** Begin **

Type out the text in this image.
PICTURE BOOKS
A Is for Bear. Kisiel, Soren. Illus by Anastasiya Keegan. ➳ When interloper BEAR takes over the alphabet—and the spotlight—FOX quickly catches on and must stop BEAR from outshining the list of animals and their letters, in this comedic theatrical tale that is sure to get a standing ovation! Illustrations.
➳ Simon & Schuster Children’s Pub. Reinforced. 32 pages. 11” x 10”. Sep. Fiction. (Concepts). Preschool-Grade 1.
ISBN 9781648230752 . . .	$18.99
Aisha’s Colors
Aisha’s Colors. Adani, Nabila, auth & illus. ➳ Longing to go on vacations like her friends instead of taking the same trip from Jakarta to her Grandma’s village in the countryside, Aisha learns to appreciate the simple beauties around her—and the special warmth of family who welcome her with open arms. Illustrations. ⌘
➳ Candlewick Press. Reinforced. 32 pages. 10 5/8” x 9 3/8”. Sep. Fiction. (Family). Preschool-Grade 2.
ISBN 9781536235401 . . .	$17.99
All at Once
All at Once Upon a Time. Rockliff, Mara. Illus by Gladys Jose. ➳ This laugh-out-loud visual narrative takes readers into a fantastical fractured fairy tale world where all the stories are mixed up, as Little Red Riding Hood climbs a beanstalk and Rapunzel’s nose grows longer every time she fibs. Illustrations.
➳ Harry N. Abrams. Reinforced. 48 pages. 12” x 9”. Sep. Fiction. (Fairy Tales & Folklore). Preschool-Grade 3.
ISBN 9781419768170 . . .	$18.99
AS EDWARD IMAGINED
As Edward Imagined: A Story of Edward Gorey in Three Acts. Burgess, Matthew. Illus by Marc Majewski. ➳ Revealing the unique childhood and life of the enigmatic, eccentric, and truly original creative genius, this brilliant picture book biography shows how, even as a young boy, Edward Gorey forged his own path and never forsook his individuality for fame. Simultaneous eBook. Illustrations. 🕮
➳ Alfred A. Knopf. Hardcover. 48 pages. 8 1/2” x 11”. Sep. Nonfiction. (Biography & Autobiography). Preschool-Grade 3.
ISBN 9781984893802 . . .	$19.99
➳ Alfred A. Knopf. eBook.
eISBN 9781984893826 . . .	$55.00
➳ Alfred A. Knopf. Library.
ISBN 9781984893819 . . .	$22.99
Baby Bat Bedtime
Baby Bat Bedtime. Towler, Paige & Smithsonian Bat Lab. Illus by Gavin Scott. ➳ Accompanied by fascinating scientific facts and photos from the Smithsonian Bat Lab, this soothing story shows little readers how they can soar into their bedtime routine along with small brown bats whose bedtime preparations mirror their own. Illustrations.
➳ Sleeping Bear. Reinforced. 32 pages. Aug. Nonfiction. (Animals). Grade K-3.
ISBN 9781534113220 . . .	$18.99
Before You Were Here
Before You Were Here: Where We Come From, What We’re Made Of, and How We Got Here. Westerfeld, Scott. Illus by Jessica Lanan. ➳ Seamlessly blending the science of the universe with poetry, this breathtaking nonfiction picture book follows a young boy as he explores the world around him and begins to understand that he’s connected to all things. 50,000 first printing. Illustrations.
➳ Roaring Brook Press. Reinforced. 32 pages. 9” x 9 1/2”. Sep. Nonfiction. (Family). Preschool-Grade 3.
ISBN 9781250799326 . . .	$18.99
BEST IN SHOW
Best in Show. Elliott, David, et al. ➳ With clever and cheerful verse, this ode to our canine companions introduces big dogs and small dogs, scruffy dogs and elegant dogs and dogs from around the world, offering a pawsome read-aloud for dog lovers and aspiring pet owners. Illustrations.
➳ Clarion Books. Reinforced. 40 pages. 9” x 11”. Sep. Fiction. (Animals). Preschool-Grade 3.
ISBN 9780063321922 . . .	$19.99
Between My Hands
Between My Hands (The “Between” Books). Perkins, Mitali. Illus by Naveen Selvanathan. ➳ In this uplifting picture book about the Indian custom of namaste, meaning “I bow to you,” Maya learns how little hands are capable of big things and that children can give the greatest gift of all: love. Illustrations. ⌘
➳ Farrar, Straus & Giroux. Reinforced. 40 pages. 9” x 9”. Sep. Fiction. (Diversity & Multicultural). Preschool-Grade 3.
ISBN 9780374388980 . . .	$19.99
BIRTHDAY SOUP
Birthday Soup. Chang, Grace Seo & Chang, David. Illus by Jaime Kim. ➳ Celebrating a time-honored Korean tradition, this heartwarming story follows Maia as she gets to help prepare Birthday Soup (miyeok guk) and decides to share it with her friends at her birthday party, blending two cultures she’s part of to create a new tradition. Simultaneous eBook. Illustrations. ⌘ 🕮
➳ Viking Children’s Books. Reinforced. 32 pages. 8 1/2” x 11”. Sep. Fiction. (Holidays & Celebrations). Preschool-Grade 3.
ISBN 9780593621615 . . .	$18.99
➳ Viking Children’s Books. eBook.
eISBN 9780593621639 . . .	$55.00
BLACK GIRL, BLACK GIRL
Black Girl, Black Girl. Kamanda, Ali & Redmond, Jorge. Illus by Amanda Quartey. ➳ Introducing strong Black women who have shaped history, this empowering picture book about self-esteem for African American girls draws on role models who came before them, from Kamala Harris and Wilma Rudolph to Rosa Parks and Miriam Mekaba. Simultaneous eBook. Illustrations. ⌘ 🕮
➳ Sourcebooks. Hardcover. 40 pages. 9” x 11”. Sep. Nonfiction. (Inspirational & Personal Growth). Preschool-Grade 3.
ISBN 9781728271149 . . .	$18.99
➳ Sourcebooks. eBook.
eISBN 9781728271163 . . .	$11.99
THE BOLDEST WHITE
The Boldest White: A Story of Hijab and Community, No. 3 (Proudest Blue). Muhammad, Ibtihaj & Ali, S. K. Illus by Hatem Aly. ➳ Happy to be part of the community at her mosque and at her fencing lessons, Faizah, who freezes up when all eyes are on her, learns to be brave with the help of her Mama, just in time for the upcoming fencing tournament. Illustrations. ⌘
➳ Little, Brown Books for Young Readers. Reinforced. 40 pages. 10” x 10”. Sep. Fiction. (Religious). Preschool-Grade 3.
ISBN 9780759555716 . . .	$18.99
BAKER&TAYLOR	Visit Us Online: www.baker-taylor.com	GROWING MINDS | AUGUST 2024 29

** End **

* Set problem: Recopy all the lines exactly as they appear.

* Worked answer:
Type out the text in this image.
PICTURE BOOKS
A Is for Bear. Kisiel, Soren. Illus by Anastasiya Keegan. ➳ When interloper BEAR takes over the alphabet—and the spotlight—FOX quickly catches on and must stop BEAR from outshining the list of animals and their letters, in this comedic theatrical tale that is sure to get a standing ovation! Illustrations.
➳ Simon & Schuster Children’s Pub. Reinforced. 32 pages. 11” x 10”. Sep. Fiction. (Concepts). Preschool-Grade 1.
ISBN 9781648230752 . . .	$18.99
Aisha’s Colors
Aisha’s Colors. Adani, Nabila, auth & illus. ➳ Longing to go on vacations like her friends instead of taking the same trip from Jakarta to her Grandma’s village in the countryside, Aisha learns to appreciate the simple beauties around her—and the special warmth of family who welcome her with open arms. Illustrations. ⌘
➳ Candlewick Press. Reinforced. 32 pages. 10 5/8” x 9 3/8”. Sep. Fiction. (Family). Preschool-Grade 2.
ISBN 9781536235401 . . .	$17.99
All at Once
All at Once Upon a Time. Rockliff, Mara. Illus by Gladys Jose. ➳ This laugh-out-loud visual narrative takes readers into a fantastical fractured fairy tale world where all the stories are mixed up, as Little Red Riding Hood climbs a beanstalk and Rapunzel’s nose grows longer every time she fibs. Illustrations.
➳ Harry N. Abrams. Reinforced. 48 pages. 12” x 9”. Sep. Fiction. (Fairy Tales & Folklore). Preschool-Grade 3.
ISBN 9781419768170 . . .	$18.99
AS EDWARD IMAGINED
As Edward Imagined: A Story of Edward Gorey in Three Acts. Burgess, Matthew. Illus by Marc Majewski. ➳ Revealing the unique childhood and life of the enigmatic, eccentric, and truly original creative genius, this brilliant picture book biography shows how, even as a young boy, Edward Gorey forged his own path and never forsook his individuality for fame. Simultaneous eBook. Illustrations. 🕮
➳ Alfred A. Knopf. Hardcover. 48 pages. 8 1/2” x 11”. Sep. Nonfiction. (Biography & Autobiography). Preschool-Grade 3.
ISBN 9781984893802 . . .	$19.99
➳ Alfred A. Knopf. eBook.
eISBN 9781984893826 . . .	$55.00
➳ Alfred A. Knopf. Library.
ISBN 9781984893819 . . .	$22.99
Baby Bat Bedtime
Baby Bat Bedtime. Towler, Paige & Smithsonian Bat Lab. Illus by Gavin Scott. ➳ Accompanied by fascinating scientific facts and photos from the Smithsonian Bat Lab, this soothing story shows little readers how they can soar into their bedtime routine along with small brown bats whose bedtime preparations mirror their own. Illustrations.
➳ Sleeping Bear. Reinforced. 32 pages. Aug. Nonfiction. (Animals). Grade K-3.
ISBN 9781534113220 . . .	$18.99
Before You Were Here
Before You Were Here: Where We Come From, What We’re Made Of, and How We Got Here. Westerfeld, Scott. Illus by Jessica Lanan. ➳ Seamlessly blending the science of the universe with poetry, this breathtaking nonfiction picture book follows a young boy as he explores the world around him and begins to understand that he’s connected to all things. 50,000 first printing. Illustrations.
➳ Roaring Brook Press. Reinforced. 32 pages. 9” x 9 1/2”. Sep. Nonfiction. (Family). Preschool-Grade 3.
ISBN 9781250799326 . . .	$18.99
BEST IN SHOW
Best in Show. Elliott, David, et al. ➳ With clever and cheerful verse, this ode to our canine companions introduces big dogs and small dogs, scruffy dogs and elegant dogs and dogs from around the world, offering a pawsome read-aloud for dog lovers and aspiring pet owners. Illustrations.
➳ Clarion Books. Reinforced. 40 pages. 9” x 11”. Sep. Fiction. (Animals). Preschool-Grade 3.
ISBN 9780063321922 . . .	$19.99
Between My Hands
Between My Hands (The “Between” Books). Perkins, Mitali. Illus by Naveen Selvanathan. ➳ In this uplifting picture book about the Indian custom of namaste, meaning “I bow to you,” Maya learns how little hands are capable of big things and that children can give the greatest gift of all: love. Illustrations. ⌘
➳ Farrar, Straus & Giroux. Reinforced. 40 pages. 9” x 9”. Sep. Fiction. (Diversity & Multicultural). Preschool-Grade 3.
ISBN 9780374388980 . . .	$19.99
BIRTHDAY SOUP
Birthday Soup. Chang, Grace Seo & Chang, David. Illus by Jaime Kim. ➳ Celebrating a time-honored Korean tradition, this heartwarming story follows Maia as she gets to help prepare Birthday Soup (miyeok guk) and decides to share it with her friends at her birthday party, blending two cultures she’s part of to create a new tradition. Simultaneous eBook. Illustrations. ⌘ 🕮
➳ Viking Children’s Books. Reinforced. 32 pages. 8 1/2” x 11”. Sep. Fiction. (Holidays & Celebrations). Preschool-Grade 3.
ISBN 9780593621615 . . .	$18.99
➳ Viking Children’s Books. eBook.
eISBN 9780593621639 . . .	$55.00
BLACK GIRL, BLACK GIRL
Black Girl, Black Girl. Kamanda, Ali & Redmond, Jorge. Illus by Amanda Quartey. ➳ Introducing strong Black women who have shaped history, this empowering picture book about self-esteem for African American girls draws on role models who came before them, from Kamala Harris and Wilma Rudolph to Rosa Parks and Miriam Mekaba. Simultaneous eBook. Illustrations. ⌘ 🕮
➳ Sourcebooks. Hardcover. 40 pages. 9” x 11”. Sep. Nonfiction. (Inspirational & Personal Growth). Preschool-Grade 3.
ISBN 9781728271149 . . .	$18.99
➳ Sourcebooks. eBook.
eISBN 9781728271163 . . .	$11.99
THE BOLDEST WHITE
The Boldest White: A Story of Hijab and Community, No. 3 (Proudest Blue). Muhammad, Ibtihaj & Ali, S. K. Illus by Hatem Aly. ➳ Happy to be part of the community at her mosque and at her fencing lessons, Faizah, who freezes up when all eyes are on her, learns to be brave with the help of her Mama, just in time for the upcoming fencing tournament. Illustrations. ⌘
➳ Little, Brown Books for Young Readers. Reinforced. 40 pages. 10” x 10”. Sep. Fiction. (Religious). Preschool-Grade 3.
ISBN 9780759555716 . . .	$18.99
BAKER&TAYLOR	Visit Us Online: www.baker-taylor.com	GROWING MINDS | AUGUST 2024 29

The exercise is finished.